▶ _Task to carry out_: Every line below must be reproduced exactly. Copy them all.

[Dataset excerpt]
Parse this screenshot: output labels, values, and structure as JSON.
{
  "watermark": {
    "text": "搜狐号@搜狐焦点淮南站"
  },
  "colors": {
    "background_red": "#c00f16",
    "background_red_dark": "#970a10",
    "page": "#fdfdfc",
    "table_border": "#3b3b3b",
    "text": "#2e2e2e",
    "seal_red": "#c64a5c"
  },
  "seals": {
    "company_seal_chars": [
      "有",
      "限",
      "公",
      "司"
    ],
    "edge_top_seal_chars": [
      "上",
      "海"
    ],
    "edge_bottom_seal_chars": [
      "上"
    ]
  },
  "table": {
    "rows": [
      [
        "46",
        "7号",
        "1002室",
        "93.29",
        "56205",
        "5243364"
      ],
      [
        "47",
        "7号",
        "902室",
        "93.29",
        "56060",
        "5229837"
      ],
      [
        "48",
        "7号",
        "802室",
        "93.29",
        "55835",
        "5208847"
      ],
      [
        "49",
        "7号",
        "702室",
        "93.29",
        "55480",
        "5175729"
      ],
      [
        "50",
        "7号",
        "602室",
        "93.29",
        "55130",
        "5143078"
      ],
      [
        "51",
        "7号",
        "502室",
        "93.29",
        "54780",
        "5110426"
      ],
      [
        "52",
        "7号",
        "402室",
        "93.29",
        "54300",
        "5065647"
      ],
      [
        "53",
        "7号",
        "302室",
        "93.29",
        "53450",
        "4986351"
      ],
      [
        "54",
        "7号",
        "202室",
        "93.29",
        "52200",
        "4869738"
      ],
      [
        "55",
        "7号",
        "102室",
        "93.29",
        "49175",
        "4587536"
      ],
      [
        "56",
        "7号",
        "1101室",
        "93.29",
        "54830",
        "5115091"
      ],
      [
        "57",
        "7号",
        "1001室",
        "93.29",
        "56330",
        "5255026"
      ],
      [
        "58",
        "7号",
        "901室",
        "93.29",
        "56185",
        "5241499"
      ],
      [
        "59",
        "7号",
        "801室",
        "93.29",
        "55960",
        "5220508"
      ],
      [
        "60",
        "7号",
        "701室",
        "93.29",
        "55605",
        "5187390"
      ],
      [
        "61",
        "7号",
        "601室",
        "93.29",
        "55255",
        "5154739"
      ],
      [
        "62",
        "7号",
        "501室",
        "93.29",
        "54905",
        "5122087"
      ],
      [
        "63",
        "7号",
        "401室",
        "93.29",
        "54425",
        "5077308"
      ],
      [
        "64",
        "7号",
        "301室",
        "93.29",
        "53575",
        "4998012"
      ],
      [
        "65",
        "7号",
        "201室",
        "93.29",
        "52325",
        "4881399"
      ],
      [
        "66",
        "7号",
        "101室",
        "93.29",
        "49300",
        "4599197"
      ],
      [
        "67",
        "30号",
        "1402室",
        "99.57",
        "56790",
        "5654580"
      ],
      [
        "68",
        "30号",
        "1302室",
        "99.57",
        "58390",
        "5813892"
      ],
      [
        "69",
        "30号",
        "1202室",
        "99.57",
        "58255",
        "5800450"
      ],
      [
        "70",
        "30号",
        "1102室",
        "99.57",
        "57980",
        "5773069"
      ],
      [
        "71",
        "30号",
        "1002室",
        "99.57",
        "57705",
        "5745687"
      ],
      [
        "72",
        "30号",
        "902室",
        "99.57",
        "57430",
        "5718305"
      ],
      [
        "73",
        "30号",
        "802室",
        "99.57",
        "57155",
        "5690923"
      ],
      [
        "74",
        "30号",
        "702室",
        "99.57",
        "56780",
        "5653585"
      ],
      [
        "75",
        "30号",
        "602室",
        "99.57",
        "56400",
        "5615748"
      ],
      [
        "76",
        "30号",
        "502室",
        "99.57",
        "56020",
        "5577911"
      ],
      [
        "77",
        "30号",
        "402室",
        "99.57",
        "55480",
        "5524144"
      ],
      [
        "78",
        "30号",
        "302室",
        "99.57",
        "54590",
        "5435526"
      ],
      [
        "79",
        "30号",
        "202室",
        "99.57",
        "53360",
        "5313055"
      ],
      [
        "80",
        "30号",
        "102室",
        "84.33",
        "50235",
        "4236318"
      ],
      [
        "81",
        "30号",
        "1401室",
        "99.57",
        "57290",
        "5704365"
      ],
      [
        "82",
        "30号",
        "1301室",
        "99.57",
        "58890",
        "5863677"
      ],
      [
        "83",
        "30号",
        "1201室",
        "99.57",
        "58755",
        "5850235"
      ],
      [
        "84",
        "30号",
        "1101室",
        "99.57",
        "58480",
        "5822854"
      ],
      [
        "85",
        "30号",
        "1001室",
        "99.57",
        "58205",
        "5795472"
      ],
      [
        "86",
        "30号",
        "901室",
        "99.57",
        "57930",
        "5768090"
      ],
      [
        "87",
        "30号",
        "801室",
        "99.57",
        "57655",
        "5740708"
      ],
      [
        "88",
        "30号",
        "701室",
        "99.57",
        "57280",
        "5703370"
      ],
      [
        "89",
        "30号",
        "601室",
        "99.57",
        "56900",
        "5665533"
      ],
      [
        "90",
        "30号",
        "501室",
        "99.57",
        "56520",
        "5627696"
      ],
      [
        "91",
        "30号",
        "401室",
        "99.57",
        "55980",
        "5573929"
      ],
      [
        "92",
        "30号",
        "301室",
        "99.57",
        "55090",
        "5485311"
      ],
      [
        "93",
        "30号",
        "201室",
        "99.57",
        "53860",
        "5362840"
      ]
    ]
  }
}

▶ _Result_:
Parse this screenshot: output labels, values, and structure as JSON.
{
  "watermark": {
    "text": "搜狐号@搜狐焦点淮南站"
  },
  "colors": {
    "background_red": "#c00f16",
    "background_red_dark": "#970a10",
    "page": "#fdfdfc",
    "table_border": "#3b3b3b",
    "text": "#2e2e2e",
    "seal_red": "#c64a5c"
  },
  "seals": {
    "company_seal_chars": [
      "有",
      "限",
      "公",
      "司"
    ],
    "edge_top_seal_chars": [
      "上",
      "海"
    ],
    "edge_bottom_seal_chars": [
      "上"
    ]
  },
  "table": {
    "rows": [
      [
        "46",
        "7号",
        "1002室",
        "93.29",
        "56205",
        "5243364"
      ],
      [
        "47",
        "7号",
        "902室",
        "93.29",
        "56060",
        "5229837"
      ],
      [
        "48",
        "7号",
        "802室",
        "93.29",
        "55835",
        "5208847"
      ],
      [
        "49",
        "7号",
        "702室",
        "93.29",
        "55480",
        "5175729"
      ],
      [
        "50",
        "7号",
        "602室",
        "93.29",
        "55130",
        "5143078"
      ],
      [
        "51",
        "7号",
        "502室",
        "93.29",
        "54780",
        "5110426"
      ],
      [
        "52",
        "7号",
        "402室",
        "93.29",
        "54300",
        "5065647"
      ],
      [
        "53",
        "7号",
        "302室",
        "93.29",
        "53450",
        "4986351"
      ],
      [
        "54",
        "7号",
        "202室",
        "93.29",
        "52200",
        "4869738"
      ],
      [
        "55",
        "7号",
        "102室",
        "93.29",
        "49175",
        "4587536"
      ],
      [
        "56",
        "7号",
        "1101室",
        "93.29",
        "54830",
        "5115091"
      ],
      [
        "57",
        "7号",
        "1001室",
        "93.29",
        "56330",
        "5255026"
      ],
      [
        "58",
        "7号",
        "901室",
        "93.29",
        "56185",
        "5241499"
      ],
      [
        "59",
        "7号",
        "801室",
        "93.29",
        "55960",
        "5220508"
      ],
      [
        "60",
        "7号",
        "701室",
        "93.29",
        "55605",
        "5187390"
      ],
      [
        "61",
        "7号",
        "601室",
        "93.29",
        "55255",
        "5154739"
      ],
      [
        "62",
        "7号",
        "501室",
        "93.29",
        "54905",
        "5122087"
      ],
      [
        "63",
        "7号",
        "401室",
        "93.29",
        "54425",
        "5077308"
      ],
      [
        "64",
        "7号",
        "301室",
        "93.29",
        "53575",
        "4998012"
      ],
      [
        "65",
        "7号",
        "201室",
        "93.29",
        "52325",
        "4881399"
      ],
      [
        "66",
        "7号",
        "101室",
        "93.29",
        "49300",
        "4599197"
      ],
      [
        "67",
        "30号",
        "1402室",
        "99.57",
        "56790",
        "5654580"
      ],
      [
        "68",
        "30号",
        "1302室",
        "99.57",
        "58390",
        "5813892"
      ],
      [
        "69",
        "30号",
        "1202室",
        "99.57",
        "58255",
        "5800450"
      ],
      [
        "70",
        "30号",
        "1102室",
        "99.57",
        "57980",
        "5773069"
      ],
      [
        "71",
        "30号",
        "1002室",
        "99.57",
        "57705",
        "5745687"
      ],
      [
        "72",
        "30号",
        "902室",
        "99.57",
        "57430",
        "5718305"
      ],
      [
        "73",
        "30号",
        "802室",
        "99.57",
        "57155",
        "5690923"
      ],
      [
        "74",
        "30号",
        "702室",
        "99.57",
        "56780",
        "5653585"
      ],
      [
        "75",
        "30号",
        "602室",
        "99.57",
        "56400",
        "5615748"
      ],
      [
        "76",
        "30号",
        "502室",
        "99.57",
        "56020",
        "5577911"
      ],
      [
        "77",
        "30号",
        "402室",
        "99.57",
        "55480",
        "5524144"
      ],
      [
        "78",
        "30号",
        "302室",
        "99.57",
        "54590",
        "5435526"
      ],
      [
        "79",
        "30号",
        "202室",
        "99.57",
        "53360",
        "5313055"
      ],
      [
        "80",
        "30号",
        "102室",
        "84.33",
        "50235",
        "4236318"
      ],
      [
        "81",
        "30号",
        "1401室",
        "99.57",
        "57290",
        "5704365"
      ],
      [
        "82",
        "30号",
        "1301室",
        "99.57",
        "58890",
        "5863677"
      ],
      [
        "83",
        "30号",
        "1201室",
        "99.57",
        "58755",
        "5850235"
      ],
      [
        "84",
        "30号",
        "1101室",
        "99.57",
        "58480",
        "5822854"
      ],
      [
        "85",
        "30号",
        "1001室",
        "99.57",
        "58205",
        "5795472"
      ],
      [
        "86",
        "30号",
        "901室",
        "99.57",
        "57930",
        "5768090"
      ],
      [
        "87",
        "30号",
        "801室",
        "99.57",
        "57655",
        "5740708"
      ],
      [
        "88",
        "30号",
        "701室",
        "99.57",
        "57280",
        "5703370"
      ],
      [
        "89",
        "30号",
        "601室",
        "99.57",
        "56900",
        "5665533"
      ],
      [
        "90",
        "30号",
        "501室",
        "99.57",
        "56520",
        "5627696"
      ],
      [
        "91",
        "30号",
        "401室",
        "99.57",
        "55980",
        "5573929"
      ],
      [
        "92",
        "30号",
        "301室",
        "99.57",
        "55090",
        "5485311"
      ],
      [
        "93",
        "30号",
        "201室",
        "99.57",
        "53860",
        "5362840"
      ]
    ]
  }
}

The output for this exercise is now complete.